Copy every line of the records below word for word, leaving out the pictures.

========================

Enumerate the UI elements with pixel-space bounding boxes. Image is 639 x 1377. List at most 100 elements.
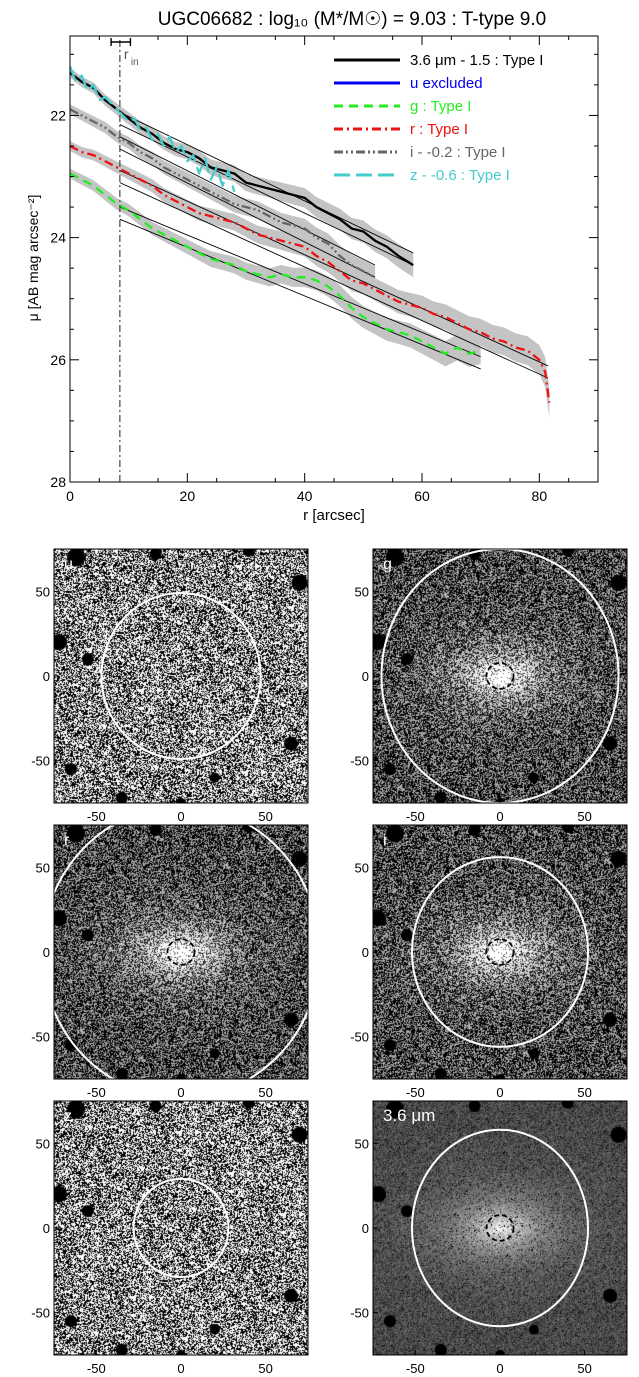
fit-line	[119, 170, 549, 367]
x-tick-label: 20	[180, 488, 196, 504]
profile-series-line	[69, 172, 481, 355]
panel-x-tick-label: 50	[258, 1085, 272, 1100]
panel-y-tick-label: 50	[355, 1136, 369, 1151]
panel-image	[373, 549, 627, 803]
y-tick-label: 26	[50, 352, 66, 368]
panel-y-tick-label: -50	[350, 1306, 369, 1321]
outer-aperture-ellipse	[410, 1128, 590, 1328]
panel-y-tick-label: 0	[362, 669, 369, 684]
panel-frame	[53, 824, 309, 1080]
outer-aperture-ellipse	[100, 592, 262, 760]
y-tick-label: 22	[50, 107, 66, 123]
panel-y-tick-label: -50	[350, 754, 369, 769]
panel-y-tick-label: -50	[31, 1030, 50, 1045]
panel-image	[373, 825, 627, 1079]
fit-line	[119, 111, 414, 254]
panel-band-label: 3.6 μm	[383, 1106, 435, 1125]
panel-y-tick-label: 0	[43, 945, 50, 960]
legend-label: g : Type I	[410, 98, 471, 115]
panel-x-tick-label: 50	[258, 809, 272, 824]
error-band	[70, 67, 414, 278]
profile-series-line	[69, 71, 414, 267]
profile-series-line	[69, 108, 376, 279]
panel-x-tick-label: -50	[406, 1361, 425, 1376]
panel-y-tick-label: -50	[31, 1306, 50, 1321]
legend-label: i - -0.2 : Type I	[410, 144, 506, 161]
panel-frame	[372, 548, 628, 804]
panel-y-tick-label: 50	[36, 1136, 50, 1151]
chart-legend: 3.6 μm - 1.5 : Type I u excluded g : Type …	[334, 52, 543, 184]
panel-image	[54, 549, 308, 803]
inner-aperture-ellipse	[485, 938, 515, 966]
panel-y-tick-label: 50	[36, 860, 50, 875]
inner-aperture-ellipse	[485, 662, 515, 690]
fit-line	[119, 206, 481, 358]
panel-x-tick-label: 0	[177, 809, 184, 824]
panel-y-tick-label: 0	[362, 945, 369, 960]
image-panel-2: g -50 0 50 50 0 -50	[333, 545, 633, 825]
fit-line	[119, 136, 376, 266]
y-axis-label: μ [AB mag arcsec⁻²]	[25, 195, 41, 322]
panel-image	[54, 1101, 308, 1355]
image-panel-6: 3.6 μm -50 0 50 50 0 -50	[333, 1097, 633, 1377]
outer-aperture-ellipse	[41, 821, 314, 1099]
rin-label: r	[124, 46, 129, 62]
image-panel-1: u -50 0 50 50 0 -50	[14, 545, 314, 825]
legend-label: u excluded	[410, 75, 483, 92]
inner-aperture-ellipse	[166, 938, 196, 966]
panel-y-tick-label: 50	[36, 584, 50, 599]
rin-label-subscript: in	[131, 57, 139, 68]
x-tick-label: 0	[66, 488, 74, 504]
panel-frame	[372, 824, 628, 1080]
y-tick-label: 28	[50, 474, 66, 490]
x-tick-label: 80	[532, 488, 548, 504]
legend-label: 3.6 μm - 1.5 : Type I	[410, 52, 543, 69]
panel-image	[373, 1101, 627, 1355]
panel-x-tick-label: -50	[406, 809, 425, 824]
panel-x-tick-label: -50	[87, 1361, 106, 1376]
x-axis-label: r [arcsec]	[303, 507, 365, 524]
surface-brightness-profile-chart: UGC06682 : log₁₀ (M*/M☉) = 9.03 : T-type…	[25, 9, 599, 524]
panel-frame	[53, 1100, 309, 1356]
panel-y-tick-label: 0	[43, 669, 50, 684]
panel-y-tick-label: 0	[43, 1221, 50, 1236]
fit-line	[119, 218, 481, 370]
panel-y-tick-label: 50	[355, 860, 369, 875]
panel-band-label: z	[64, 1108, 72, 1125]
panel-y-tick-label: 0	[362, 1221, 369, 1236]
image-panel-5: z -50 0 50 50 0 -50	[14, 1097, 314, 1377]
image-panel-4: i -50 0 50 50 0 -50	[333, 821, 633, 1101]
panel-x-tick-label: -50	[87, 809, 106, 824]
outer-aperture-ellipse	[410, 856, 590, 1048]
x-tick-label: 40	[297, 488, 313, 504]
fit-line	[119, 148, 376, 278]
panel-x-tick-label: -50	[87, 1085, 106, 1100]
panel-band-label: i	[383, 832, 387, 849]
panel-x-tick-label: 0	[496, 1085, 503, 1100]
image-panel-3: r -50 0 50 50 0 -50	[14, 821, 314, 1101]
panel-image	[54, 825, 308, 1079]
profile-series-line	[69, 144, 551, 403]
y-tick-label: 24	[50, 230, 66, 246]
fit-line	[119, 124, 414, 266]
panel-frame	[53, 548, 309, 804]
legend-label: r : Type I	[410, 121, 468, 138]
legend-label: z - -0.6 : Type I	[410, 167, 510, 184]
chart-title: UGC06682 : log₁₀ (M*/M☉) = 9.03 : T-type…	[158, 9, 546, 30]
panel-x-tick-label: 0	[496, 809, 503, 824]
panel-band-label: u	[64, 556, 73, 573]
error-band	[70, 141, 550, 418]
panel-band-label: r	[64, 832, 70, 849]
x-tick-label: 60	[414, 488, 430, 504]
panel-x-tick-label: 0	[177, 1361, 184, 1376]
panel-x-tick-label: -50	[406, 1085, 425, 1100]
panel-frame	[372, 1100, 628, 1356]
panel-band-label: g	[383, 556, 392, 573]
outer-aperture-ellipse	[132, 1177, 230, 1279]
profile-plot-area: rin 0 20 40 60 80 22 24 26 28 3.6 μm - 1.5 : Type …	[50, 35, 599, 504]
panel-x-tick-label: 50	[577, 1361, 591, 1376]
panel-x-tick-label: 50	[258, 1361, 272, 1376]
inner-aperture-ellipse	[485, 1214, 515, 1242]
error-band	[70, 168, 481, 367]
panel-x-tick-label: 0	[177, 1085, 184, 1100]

========================

**WRITTEN SOLUTION:**
Enumerate the UI elements with pixel-space bounding boxes. Image is 639 x 1377. List at most 100 elements.
fit-line	[119, 170, 549, 367]
x-tick-label: 20	[180, 488, 196, 504]
profile-series-line	[69, 172, 481, 355]
panel-x-tick-label: 50	[258, 1085, 272, 1100]
panel-y-tick-label: 50	[355, 1136, 369, 1151]
panel-image	[373, 549, 627, 803]
y-tick-label: 26	[50, 352, 66, 368]
panel-y-tick-label: -50	[350, 1306, 369, 1321]
outer-aperture-ellipse	[410, 1128, 590, 1328]
panel-y-tick-label: 0	[362, 669, 369, 684]
panel-frame	[53, 824, 309, 1080]
outer-aperture-ellipse	[100, 592, 262, 760]
y-tick-label: 22	[50, 107, 66, 123]
panel-y-tick-label: -50	[350, 754, 369, 769]
panel-y-tick-label: -50	[31, 1030, 50, 1045]
panel-image	[373, 825, 627, 1079]
fit-line	[119, 111, 414, 254]
panel-band-label: 3.6 μm	[383, 1106, 435, 1125]
panel-y-tick-label: 0	[43, 945, 50, 960]
legend-label: g : Type I	[410, 98, 471, 115]
panel-x-tick-label: 50	[258, 809, 272, 824]
error-band	[70, 67, 414, 278]
profile-series-line	[69, 71, 414, 267]
profile-series-line	[69, 108, 376, 279]
panel-x-tick-label: -50	[406, 1361, 425, 1376]
panel-y-tick-label: -50	[31, 1306, 50, 1321]
legend-label: i - -0.2 : Type I	[410, 144, 506, 161]
panel-frame	[372, 548, 628, 804]
panel-y-tick-label: 50	[36, 1136, 50, 1151]
chart-legend: 3.6 μm - 1.5 : Type I u excluded g : Type …	[334, 52, 543, 184]
panel-image	[54, 549, 308, 803]
inner-aperture-ellipse	[485, 938, 515, 966]
panel-y-tick-label: 50	[36, 860, 50, 875]
inner-aperture-ellipse	[485, 662, 515, 690]
fit-line	[119, 206, 481, 358]
panel-x-tick-label: 0	[177, 809, 184, 824]
panel-y-tick-label: 0	[362, 945, 369, 960]
image-panel-2: g -50 0 50 50 0 -50	[333, 545, 633, 825]
fit-line	[119, 136, 376, 266]
y-axis-label: μ [AB mag arcsec⁻²]	[25, 195, 41, 322]
panel-image	[54, 1101, 308, 1355]
image-panel-6: 3.6 μm -50 0 50 50 0 -50	[333, 1097, 633, 1377]
outer-aperture-ellipse	[41, 821, 314, 1099]
rin-label: r	[124, 46, 129, 62]
image-panel-1: u -50 0 50 50 0 -50	[14, 545, 314, 825]
legend-label: u excluded	[410, 75, 483, 92]
inner-aperture-ellipse	[166, 938, 196, 966]
panel-y-tick-label: 50	[36, 584, 50, 599]
rin-label-subscript: in	[131, 57, 139, 68]
x-tick-label: 0	[66, 488, 74, 504]
panel-frame	[372, 824, 628, 1080]
y-tick-label: 28	[50, 474, 66, 490]
x-tick-label: 80	[532, 488, 548, 504]
legend-label: 3.6 μm - 1.5 : Type I	[410, 52, 543, 69]
panel-image	[373, 1101, 627, 1355]
panel-x-tick-label: -50	[406, 809, 425, 824]
panel-x-tick-label: -50	[87, 1361, 106, 1376]
x-axis-label: r [arcsec]	[303, 507, 365, 524]
surface-brightness-profile-chart: UGC06682 : log₁₀ (M*/M☉) = 9.03 : T-type…	[25, 9, 599, 524]
panel-frame	[53, 1100, 309, 1356]
panel-y-tick-label: 0	[43, 669, 50, 684]
panel-y-tick-label: 0	[43, 1221, 50, 1236]
fit-line	[119, 218, 481, 370]
panel-y-tick-label: 50	[355, 860, 369, 875]
panel-band-label: z	[64, 1108, 72, 1125]
panel-y-tick-label: 0	[362, 1221, 369, 1236]
image-panel-5: z -50 0 50 50 0 -50	[14, 1097, 314, 1377]
image-panel-4: i -50 0 50 50 0 -50	[333, 821, 633, 1101]
panel-x-tick-label: -50	[87, 809, 106, 824]
outer-aperture-ellipse	[410, 856, 590, 1048]
x-tick-label: 40	[297, 488, 313, 504]
fit-line	[119, 148, 376, 278]
panel-x-tick-label: -50	[87, 1085, 106, 1100]
panel-band-label: i	[383, 832, 387, 849]
panel-x-tick-label: 0	[496, 1085, 503, 1100]
image-panel-3: r -50 0 50 50 0 -50	[14, 821, 314, 1101]
panel-image	[54, 825, 308, 1079]
profile-series-line	[69, 144, 551, 403]
y-tick-label: 24	[50, 230, 66, 246]
fit-line	[119, 124, 414, 266]
panel-frame	[53, 548, 309, 804]
legend-label: r : Type I	[410, 121, 468, 138]
legend-label: z - -0.6 : Type I	[410, 167, 510, 184]
chart-title: UGC06682 : log₁₀ (M*/M☉) = 9.03 : T-type…	[158, 9, 546, 30]
panel-x-tick-label: 0	[496, 809, 503, 824]
panel-band-label: u	[64, 556, 73, 573]
error-band	[70, 141, 550, 418]
panel-band-label: r	[64, 832, 70, 849]
x-tick-label: 60	[414, 488, 430, 504]
panel-x-tick-label: 0	[177, 1361, 184, 1376]
panel-x-tick-label: -50	[406, 1085, 425, 1100]
panel-frame	[372, 1100, 628, 1356]
panel-band-label: g	[383, 556, 392, 573]
outer-aperture-ellipse	[132, 1177, 230, 1279]
profile-plot-area: rin 0 20 40 60 80 22 24 26 28 3.6 μm - 1.5 : Type …	[50, 35, 599, 504]
panel-x-tick-label: 50	[577, 1361, 591, 1376]
panel-x-tick-label: 50	[258, 1361, 272, 1376]
inner-aperture-ellipse	[485, 1214, 515, 1242]
error-band	[70, 168, 481, 367]
panel-x-tick-label: 0	[177, 1085, 184, 1100]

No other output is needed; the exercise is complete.